> [GOAL]:
Return each line of the records holding the string "Define".

— start EXTRACTED ENTRIES —

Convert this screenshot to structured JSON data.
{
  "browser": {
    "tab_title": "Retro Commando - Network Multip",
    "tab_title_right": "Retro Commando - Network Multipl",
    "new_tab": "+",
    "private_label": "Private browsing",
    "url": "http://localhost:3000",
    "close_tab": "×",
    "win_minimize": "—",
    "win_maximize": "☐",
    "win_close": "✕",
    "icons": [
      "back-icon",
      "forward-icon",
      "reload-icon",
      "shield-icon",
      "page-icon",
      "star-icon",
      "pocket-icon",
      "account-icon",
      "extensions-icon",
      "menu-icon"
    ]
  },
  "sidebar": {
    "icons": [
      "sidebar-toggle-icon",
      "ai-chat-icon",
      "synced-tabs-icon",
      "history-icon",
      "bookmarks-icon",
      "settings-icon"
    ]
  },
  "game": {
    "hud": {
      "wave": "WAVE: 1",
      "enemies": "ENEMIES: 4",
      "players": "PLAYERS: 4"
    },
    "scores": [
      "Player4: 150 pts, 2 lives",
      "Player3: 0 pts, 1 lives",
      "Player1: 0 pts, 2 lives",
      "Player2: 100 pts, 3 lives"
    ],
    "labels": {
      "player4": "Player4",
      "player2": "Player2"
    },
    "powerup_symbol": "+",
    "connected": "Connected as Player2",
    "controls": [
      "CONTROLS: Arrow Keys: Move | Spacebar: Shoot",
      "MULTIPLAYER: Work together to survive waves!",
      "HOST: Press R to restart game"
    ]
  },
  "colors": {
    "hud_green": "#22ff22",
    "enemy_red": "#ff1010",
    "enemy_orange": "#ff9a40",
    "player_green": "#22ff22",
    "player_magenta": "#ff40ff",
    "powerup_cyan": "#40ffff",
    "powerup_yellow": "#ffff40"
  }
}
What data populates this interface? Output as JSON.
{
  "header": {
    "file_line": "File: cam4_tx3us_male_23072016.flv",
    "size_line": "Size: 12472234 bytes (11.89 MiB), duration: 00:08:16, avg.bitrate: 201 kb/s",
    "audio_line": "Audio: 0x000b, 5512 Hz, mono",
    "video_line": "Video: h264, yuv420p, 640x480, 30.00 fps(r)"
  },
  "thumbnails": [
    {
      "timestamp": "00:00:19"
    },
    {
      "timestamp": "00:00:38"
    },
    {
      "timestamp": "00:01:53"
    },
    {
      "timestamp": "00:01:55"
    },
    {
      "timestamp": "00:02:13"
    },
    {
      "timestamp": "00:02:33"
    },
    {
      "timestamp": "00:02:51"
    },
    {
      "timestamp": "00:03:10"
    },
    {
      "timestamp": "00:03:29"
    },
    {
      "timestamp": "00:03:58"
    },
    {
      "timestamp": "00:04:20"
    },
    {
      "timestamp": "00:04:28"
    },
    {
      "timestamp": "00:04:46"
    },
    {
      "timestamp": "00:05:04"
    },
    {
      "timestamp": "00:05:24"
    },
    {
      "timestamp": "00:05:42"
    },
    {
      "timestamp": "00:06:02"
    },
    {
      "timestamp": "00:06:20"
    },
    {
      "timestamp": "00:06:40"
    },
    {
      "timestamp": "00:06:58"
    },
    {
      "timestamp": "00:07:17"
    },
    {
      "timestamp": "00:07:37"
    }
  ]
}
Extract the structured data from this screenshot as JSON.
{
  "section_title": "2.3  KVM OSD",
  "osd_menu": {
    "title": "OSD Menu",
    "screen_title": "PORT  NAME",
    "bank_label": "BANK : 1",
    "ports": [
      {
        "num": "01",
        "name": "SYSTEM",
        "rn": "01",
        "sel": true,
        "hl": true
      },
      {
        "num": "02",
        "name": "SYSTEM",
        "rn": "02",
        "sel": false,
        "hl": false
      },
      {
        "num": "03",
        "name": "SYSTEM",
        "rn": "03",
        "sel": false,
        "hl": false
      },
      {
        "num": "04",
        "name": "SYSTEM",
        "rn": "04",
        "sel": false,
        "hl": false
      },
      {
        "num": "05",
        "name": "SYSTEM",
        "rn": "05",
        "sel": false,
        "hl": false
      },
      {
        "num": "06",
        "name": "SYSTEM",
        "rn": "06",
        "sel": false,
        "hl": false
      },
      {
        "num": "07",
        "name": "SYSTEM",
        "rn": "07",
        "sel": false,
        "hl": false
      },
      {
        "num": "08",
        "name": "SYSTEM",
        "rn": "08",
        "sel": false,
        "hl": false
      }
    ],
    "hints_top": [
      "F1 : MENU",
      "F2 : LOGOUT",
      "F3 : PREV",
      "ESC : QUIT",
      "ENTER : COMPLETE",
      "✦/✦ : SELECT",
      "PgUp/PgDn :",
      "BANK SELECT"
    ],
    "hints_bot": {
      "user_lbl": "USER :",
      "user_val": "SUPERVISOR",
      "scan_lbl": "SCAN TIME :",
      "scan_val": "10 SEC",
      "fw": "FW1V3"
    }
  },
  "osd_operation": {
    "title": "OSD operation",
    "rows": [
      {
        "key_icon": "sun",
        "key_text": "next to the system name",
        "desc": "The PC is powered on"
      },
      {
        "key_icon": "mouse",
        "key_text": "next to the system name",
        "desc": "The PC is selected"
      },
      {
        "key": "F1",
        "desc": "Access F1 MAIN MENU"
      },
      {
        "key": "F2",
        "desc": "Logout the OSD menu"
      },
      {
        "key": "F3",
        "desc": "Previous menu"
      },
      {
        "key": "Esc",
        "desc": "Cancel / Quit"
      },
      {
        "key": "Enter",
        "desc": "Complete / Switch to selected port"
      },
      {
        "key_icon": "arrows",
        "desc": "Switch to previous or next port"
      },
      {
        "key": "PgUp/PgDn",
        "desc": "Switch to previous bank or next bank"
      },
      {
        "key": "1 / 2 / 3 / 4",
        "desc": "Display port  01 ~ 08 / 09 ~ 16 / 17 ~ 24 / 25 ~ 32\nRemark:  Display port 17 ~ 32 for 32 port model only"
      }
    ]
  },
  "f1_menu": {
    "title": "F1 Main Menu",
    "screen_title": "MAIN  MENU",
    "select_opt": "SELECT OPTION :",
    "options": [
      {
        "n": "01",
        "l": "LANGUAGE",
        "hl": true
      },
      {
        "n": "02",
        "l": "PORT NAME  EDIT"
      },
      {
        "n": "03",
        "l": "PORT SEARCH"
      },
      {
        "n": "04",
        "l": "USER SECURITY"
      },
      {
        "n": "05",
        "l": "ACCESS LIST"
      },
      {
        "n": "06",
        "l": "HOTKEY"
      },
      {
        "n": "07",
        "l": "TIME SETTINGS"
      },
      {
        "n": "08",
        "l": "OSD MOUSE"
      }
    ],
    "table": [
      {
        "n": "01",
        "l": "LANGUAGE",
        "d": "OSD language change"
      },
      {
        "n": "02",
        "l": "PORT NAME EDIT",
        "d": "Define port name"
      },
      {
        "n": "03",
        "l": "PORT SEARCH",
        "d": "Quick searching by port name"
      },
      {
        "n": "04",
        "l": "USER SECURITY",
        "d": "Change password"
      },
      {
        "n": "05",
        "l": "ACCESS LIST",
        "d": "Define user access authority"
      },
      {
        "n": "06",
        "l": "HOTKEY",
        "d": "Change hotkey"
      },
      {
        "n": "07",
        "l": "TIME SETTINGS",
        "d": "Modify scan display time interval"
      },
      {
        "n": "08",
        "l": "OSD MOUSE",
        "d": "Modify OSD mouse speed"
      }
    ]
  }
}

— end EXTRACTED ENTRIES —

> [WORKED ANSWER]:
        "d": "Define port name"
        "d": "Define user access authority"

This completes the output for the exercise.